§ DATA SHOWN
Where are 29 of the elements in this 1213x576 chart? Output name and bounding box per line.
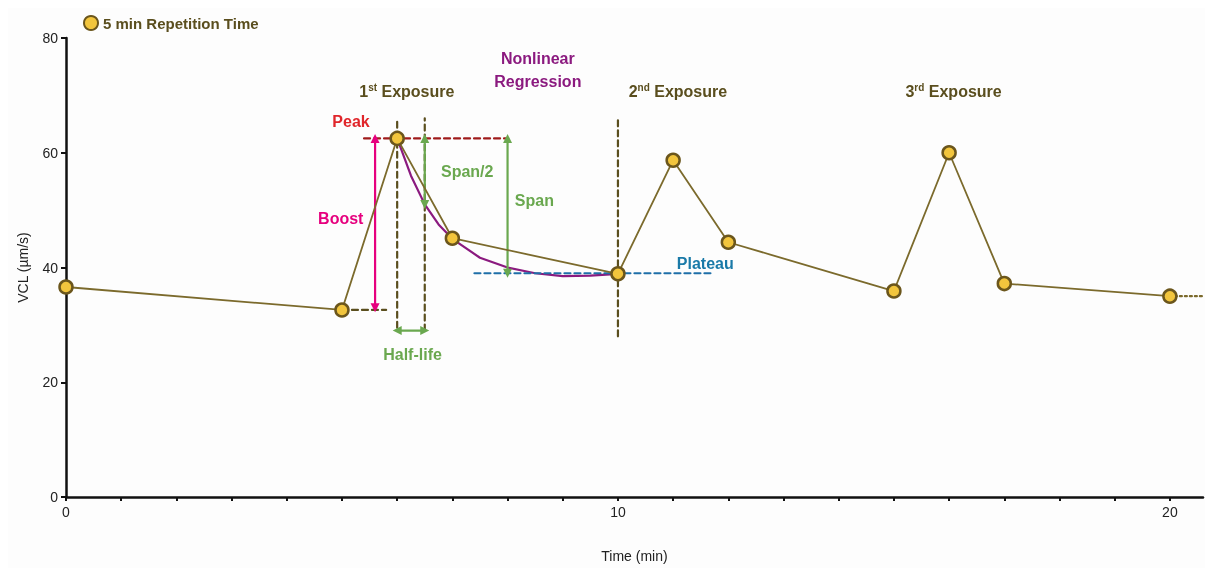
legend-label: 5 min Repetition Time: [103, 14, 259, 32]
x-tick-label: 0: [62, 504, 71, 520]
y-tick-label: 0: [50, 489, 59, 505]
x-axis-title: Time (min): [601, 548, 668, 564]
annotation: Nonlinear Regression: [494, 49, 582, 90]
y-tick-label: 40: [42, 259, 59, 276]
point: [886, 283, 902, 299]
point: [610, 266, 626, 282]
y-tick-label: 20: [42, 374, 59, 391]
y-tick-label: 80: [42, 30, 59, 46]
point: [941, 145, 957, 161]
point: [444, 230, 461, 246]
x-tick-label: 10: [610, 504, 626, 520]
annotation: Half-life: [383, 345, 442, 363]
point: [665, 152, 681, 168]
annotation: Span/2: [440, 163, 494, 181]
point: [58, 279, 74, 295]
x-tick-label: 20: [1162, 504, 1178, 520]
y-axis-title: VCL (µm/s): [15, 232, 31, 303]
annotation: Plateau: [676, 254, 734, 272]
annotation: Peak: [332, 113, 370, 131]
point: [720, 234, 737, 250]
annotation: Boost: [318, 210, 365, 228]
point: [1162, 288, 1178, 304]
point: [389, 130, 405, 147]
point: [334, 302, 350, 318]
annotation: Span: [514, 192, 554, 210]
y-tick-label: 60: [42, 144, 59, 161]
point: [996, 275, 1013, 292]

§ EXERCISE REQUIREMENTS
Copy out, unchanged, the lines of the material from the one containing "legend-label: 5 min" through the one containing "annotation: Span/2: [440, 163, 494, 181]", including both of those lines.

§ ANSWER FOR THE TASK
legend-label: 5 min Repetition Time: [103, 14, 259, 32]
x-tick-label: 0: [62, 504, 71, 520]
y-tick-label: 0: [50, 489, 59, 505]
x-axis-title: Time (min): [601, 548, 668, 564]
annotation: Nonlinear Regression: [494, 49, 582, 90]
y-tick-label: 40: [42, 259, 59, 276]
point: [886, 283, 902, 299]
point: [610, 266, 626, 282]
y-tick-label: 20: [42, 374, 59, 391]
y-tick-label: 80: [42, 30, 59, 46]
point: [941, 145, 957, 161]
point: [444, 230, 461, 246]
x-tick-label: 10: [610, 504, 626, 520]
annotation: Half-life: [383, 345, 442, 363]
point: [665, 152, 681, 168]
annotation: Span/2: [440, 163, 494, 181]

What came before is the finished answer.